For the entries that follow, state how many lines include the word "copies", giving the number and nothing else.
* start Stored records *
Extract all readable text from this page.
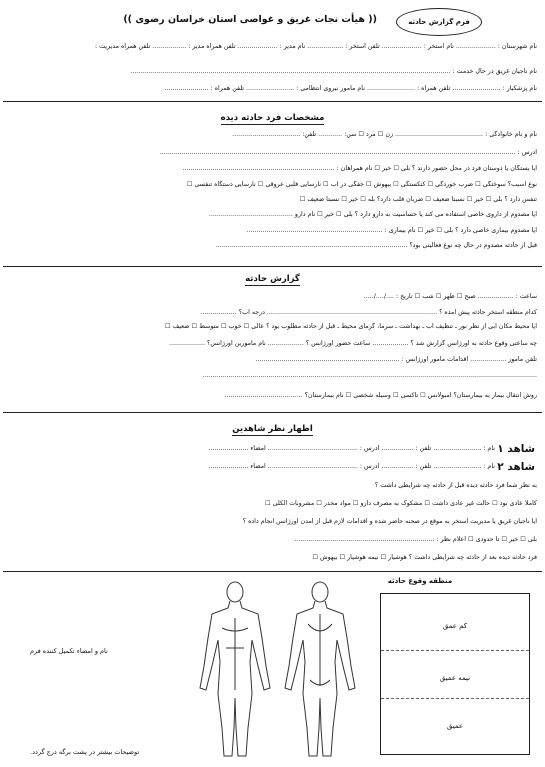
فرم گزارش حادثه
(( هیأت نجات غریق و غواصی استان خراسان رضوی ))
نام شهرستان : .................... نام استخر : .................... تلفن استخر : .................. نام مدیر : .................... تلفن همراه مدیر : ................. تلفن همراه مدیریت :
نام ناجیان غریق در حال خدمت : ................................................................................................................................................................
نام پزشکیار : ........................ تلفن همراه : ........................ نام مامور نیروی انتظامی : ........................ تلفن همراه : ......................
مشخصات فرد حادثه دیده
نام و نام خانوادگی : ............................................ زن ☐ مرد ☐ سن: ............ تلفن: ..................................
آدرس : ..................................................................................................................................................................................
آیا بستگان یا دوستان فرد در محل حضور دارند ؟ بلی ☐ خیر ☐ نام همراهان : ............................................................................
نوع آسیب؟ سوختگی ☐ ضرب خوردگی ☐ کتکستگی ☐ بیهوش ☐ خفگی در آب ☐ نارسایی قلبی عروقی ☐ نارسایی دستگاه تنفسی ☐
تنفس دارد ؟ بلی ☐ خیر ☐ نسبتاً ضعیف ☐ ضربان قلب دارد؟ بله ☐ خیر ☐ نسبتاً ضعیف ☐
آیا مصدوم از داروی خاصی استفاده می کند یا حساسیت به دارو دارد ؟ بلی ☐ خیر ☐ نام دارو ..........................................
آیا مصدوم بیماری خاصی دارد ؟ بلی ☐ خیر ☐ نام بیماری : ....................................................................
قبل از حادثه مصدوم در حال چه نوع فعالیتی بود؟ ................................................................................................
گزارش حادثه
ساعت : .................. صبح ☐ ظهر ☐ شب ☐ تاریخ : ..../..../.....
کدام منطقه استخر حادثه پیش آمده ؟ ..................................................................................... درجه آب؟ ..................
آیا محیط مکان آبی از نظر نور ـ تنظیف آب ـ بهداشت ـ سرما، گرمای محیط ـ قبل از حادثه مطلوب بود ؟ عالی ☐ خوب ☐ متوسط ☐ ضعیف ☐
چه ساعتی وقوع حادثه به اورژانس گزارش شد ؟ .................. ساعت حضور اورژانس ؟ .................. نام مامورین اورژانس؟ ..................
تلفن مامور .................. اقدامات مامور اورژانس : ........................................................................
.......................................................................................................................................................................
روش انتقال بیمار به بیمارستان؟ آمبولانس ☐ تاکسی ☐ وسیله شخصی ☐ نام بیمارستان؟ .......................................
اظهار نظر شاهدین
شاهد ۱
نام : ........................ تلفن : ................ آدرس : ............................................. امضاء ....................
شاهد ۲
نام : ........................ تلفن : ................ آدرس : ............................................. امضاء ....................
به نظر شما فرد حادثه دیده قبل از حادثه چه شرایطی داشت ؟
کاملاً عادی بود ☐ حالت غیر عادی داشت ☐ مشکوک به مصرف دارو ☐ مواد مخدر ☐ مشروبات الکلی ☐
آیا ناجیان غریق یا مدیریت استخر به موقع در صحنه حاضر شده و اقدامات لازم قبل از آمدن اورژانس انجام داده ؟
بلی ☐ خیر ☐ تا حدودی ☐ اعلام نظر : ......................................................................
فرد حادثه دیده بعد از حادثه چه شرایطی داشت ؟ هوشیار ☐ نیمه هوشیار ☐ بیهوش ☐
منطقه وقوع حادثه
کم عمق
نیمه عمیق
عمیق
نام و امضاء تکمیل کننده فرم
توضیحات بیشتر در پشت برگه درج گردد.
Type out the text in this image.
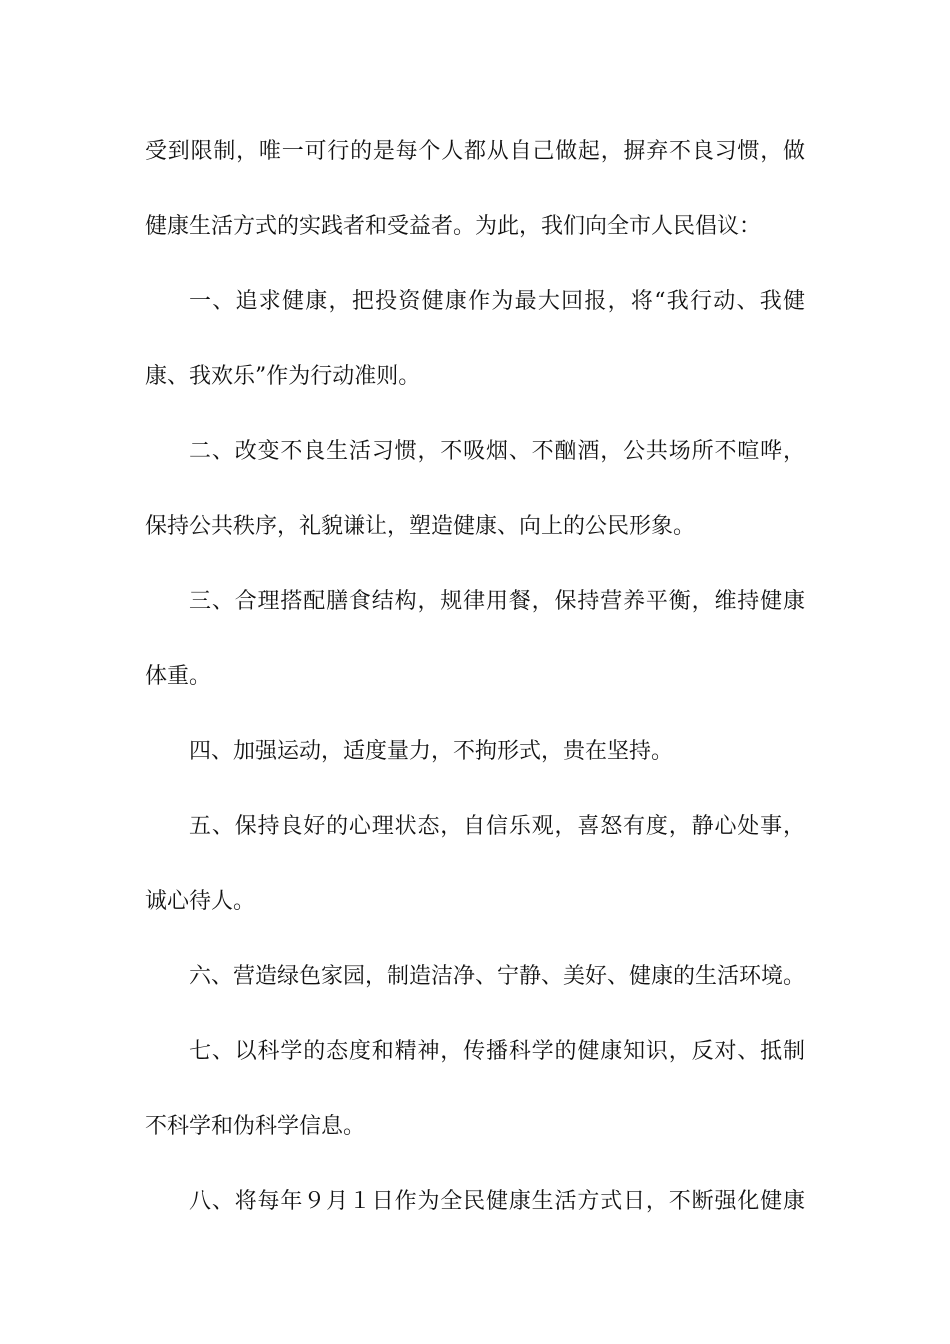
受到限制，唯一可行的是每个人都从自己做起，摒弃不良习惯，做

健康生活方式的实践者和受益者。为此，我们向全市人民倡议：

一、追求健康，把投资健康作为最大回报，将“我行动、我健

康、我欢乐”作为行动准则。

二、改变不良生活习惯，不吸烟、不酗酒，公共场所不喧哗，

保持公共秩序，礼貌谦让，塑造健康、向上的公民形象。

三、合理搭配膳食结构，规律用餐，保持营养平衡，维持健康

体重。

四、加强运动，适度量力，不拘形式，贵在坚持。

五、保持良好的心理状态，自信乐观，喜怒有度，静心处事，

诚心待人。

六、营造绿色家园，制造洁净、宁静、美好、健康的生活环境。

七、以科学的态度和精神，传播科学的健康知识，反对、抵制

不科学和伪科学信息。

八、将每年９月１日作为全民健康生活方式日，不断强化健康
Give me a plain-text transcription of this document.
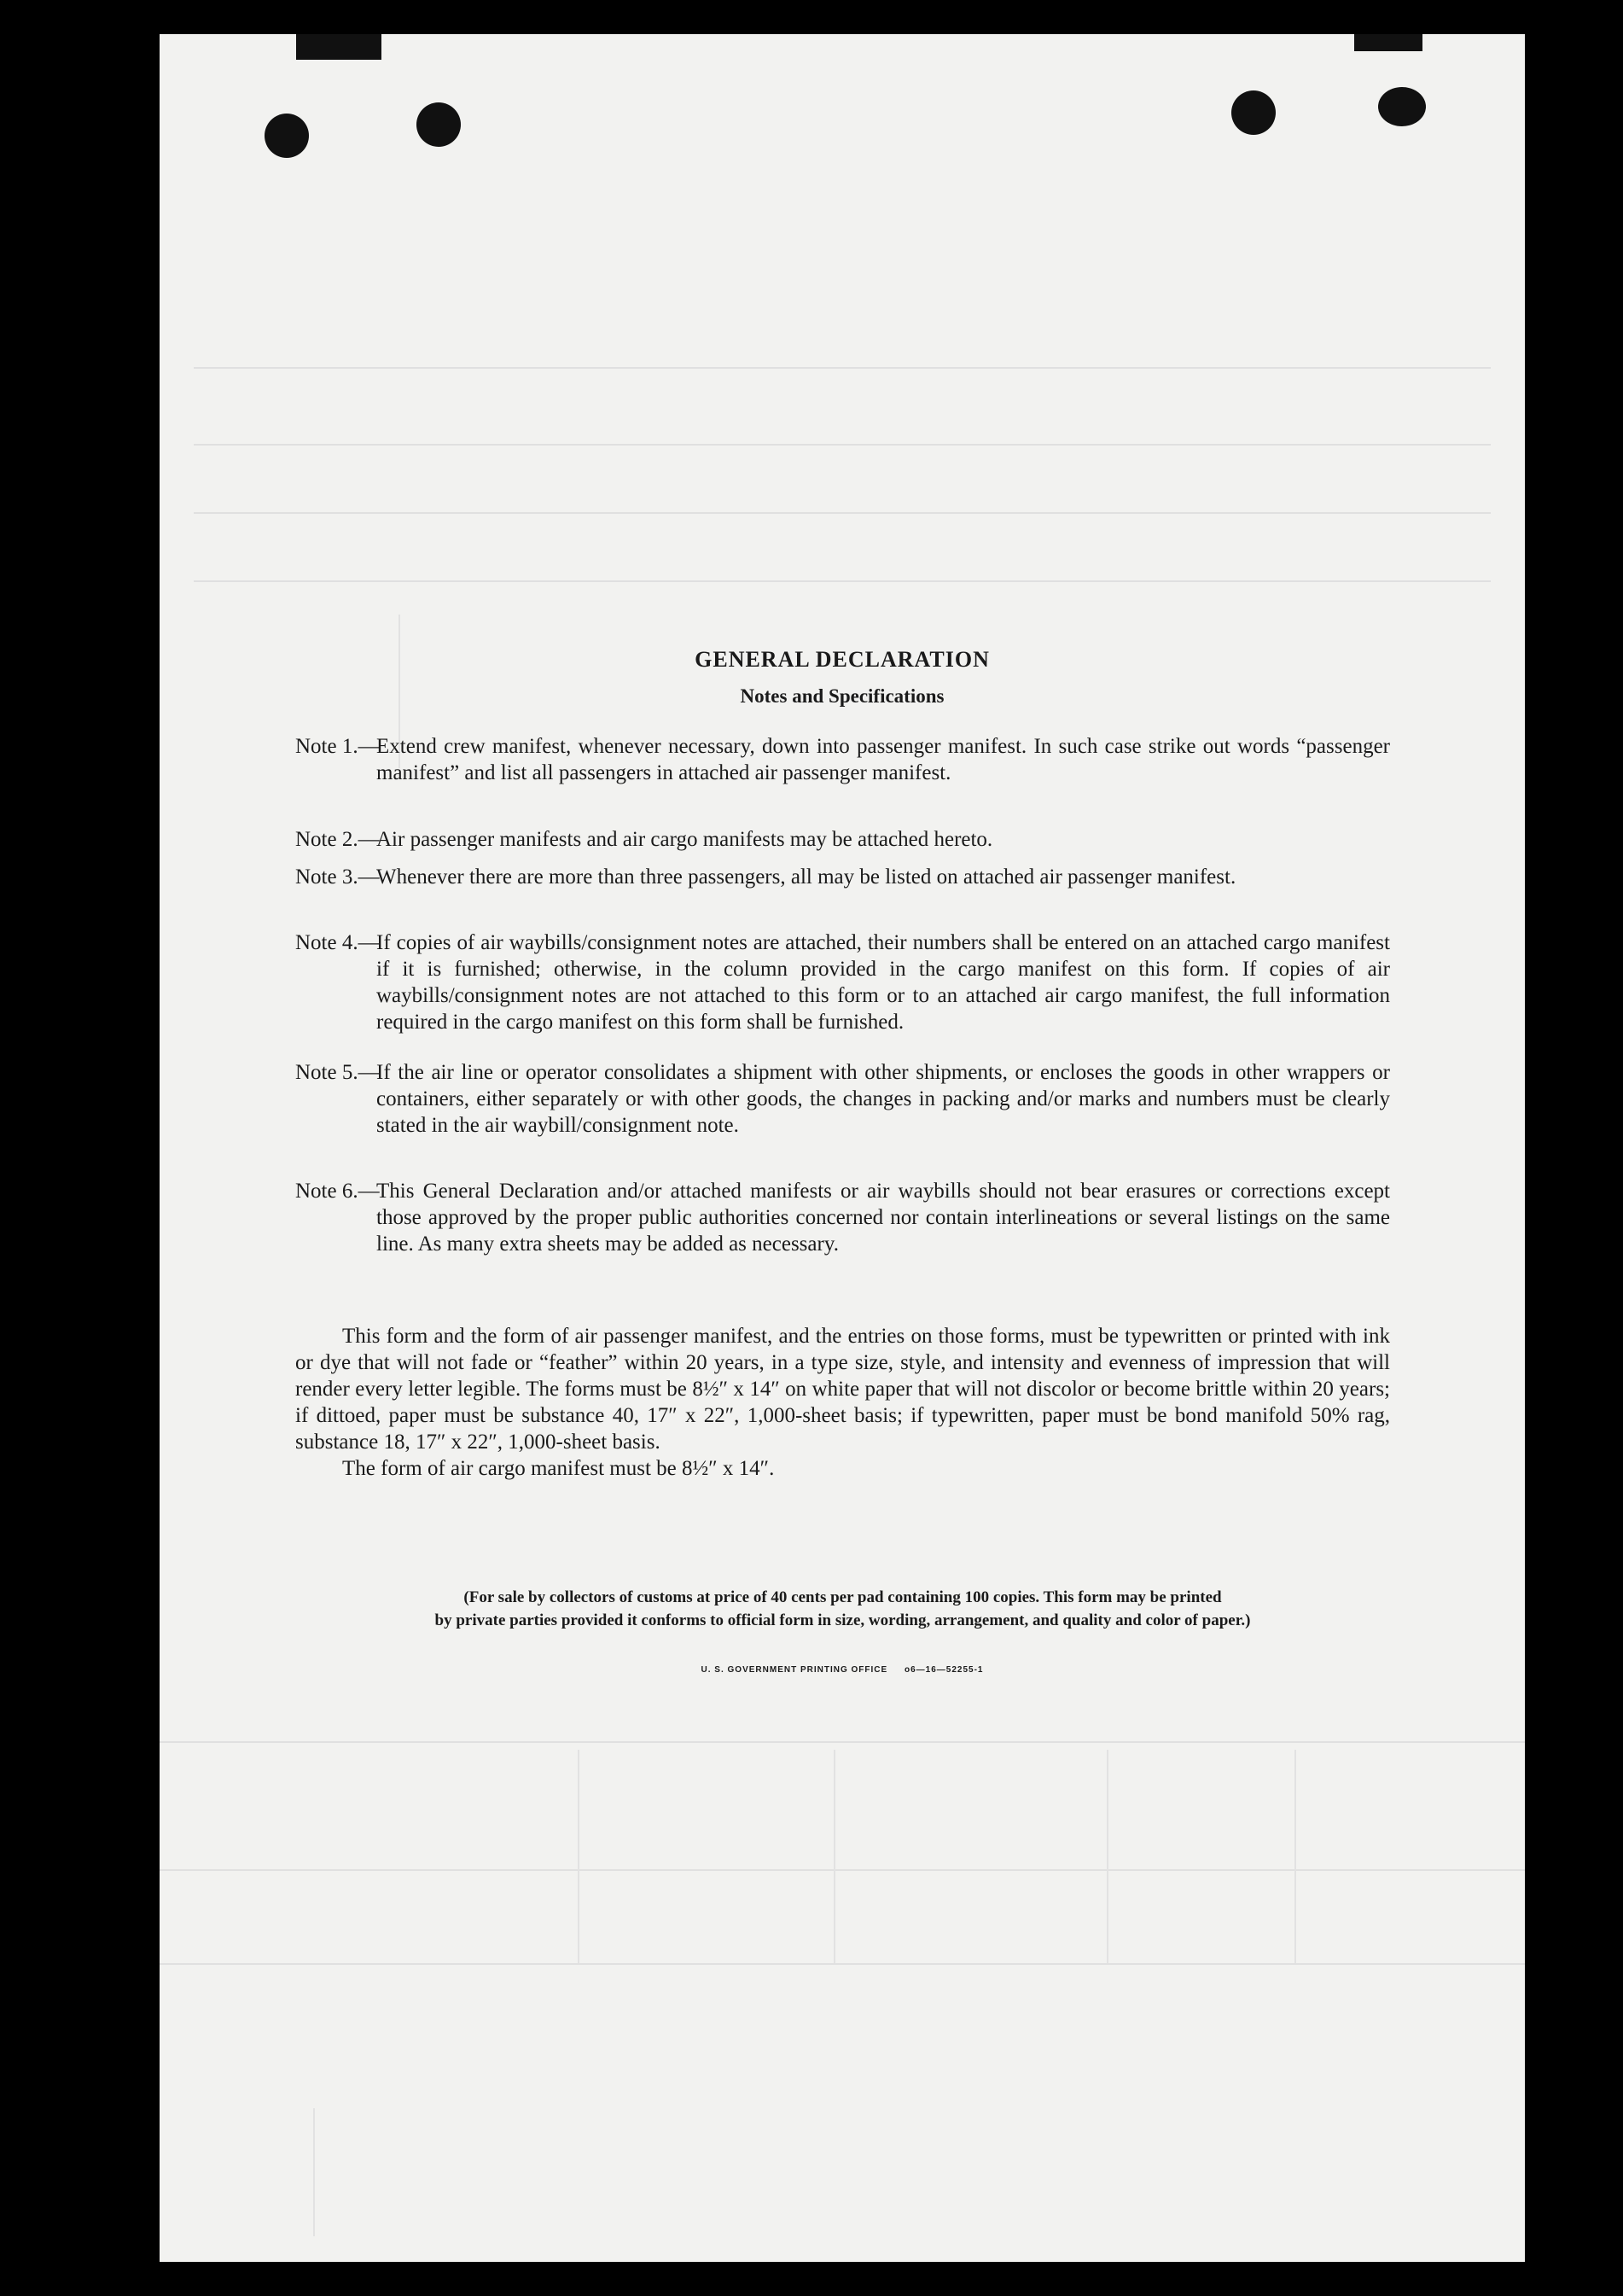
GENERAL DECLARATION
Notes and Specifications
Note 1.—
Extend crew manifest, whenever necessary, down into passenger manifest. In such case strike out words “passenger manifest” and list all passengers in attached air passenger manifest.
Note 2.—
Air passenger manifests and air cargo manifests may be attached hereto.
Note 3.—
Whenever there are more than three passengers, all may be listed on attached air passenger manifest.
Note 4.—
If copies of air waybills/consignment notes are attached, their numbers shall be entered on an attached cargo manifest if it is furnished; otherwise, in the column provided in the cargo manifest on this form. If copies of air waybills/consignment notes are not attached to this form or to an attached air cargo manifest, the full information required in the cargo manifest on this form shall be furnished.
Note 5.—
If the air line or operator consolidates a shipment with other shipments, or encloses the goods in other wrappers or containers, either separately or with other goods, the changes in packing and/or marks and numbers must be clearly stated in the air waybill/consignment note.
Note 6.—
This General Declaration and/or attached manifests or air waybills should not bear erasures or corrections except those approved by the proper public authorities concerned nor contain interlineations or several listings on the same line. As many extra sheets may be added as necessary.

This form and the form of air passenger manifest, and the entries on those forms, must be typewritten or printed with ink or dye that will not fade or “feather” within 20 years, in a type size, style, and intensity and evenness of impression that will render every letter legible. The forms must be 8½″ x 14″ on white paper that will not discolor or become brittle within 20 years; if dittoed, paper must be substance 40, 17″ x 22″, 1,000-sheet basis; if typewritten, paper must be bond manifold 50% rag, substance 18, 17″ x 22″, 1,000-sheet basis.

The form of air cargo manifest must be 8½″ x 14″.

(For sale by collectors of customs at price of 40 cents per pad containing 100 copies. This form may be printed
by private parties provided it conforms to official form in size, wording, arrangement, and quality and color of paper.)
U. S. GOVERNMENT PRINTING OFFICE o6—16—52255-1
* end Stored records *
Task solution: 2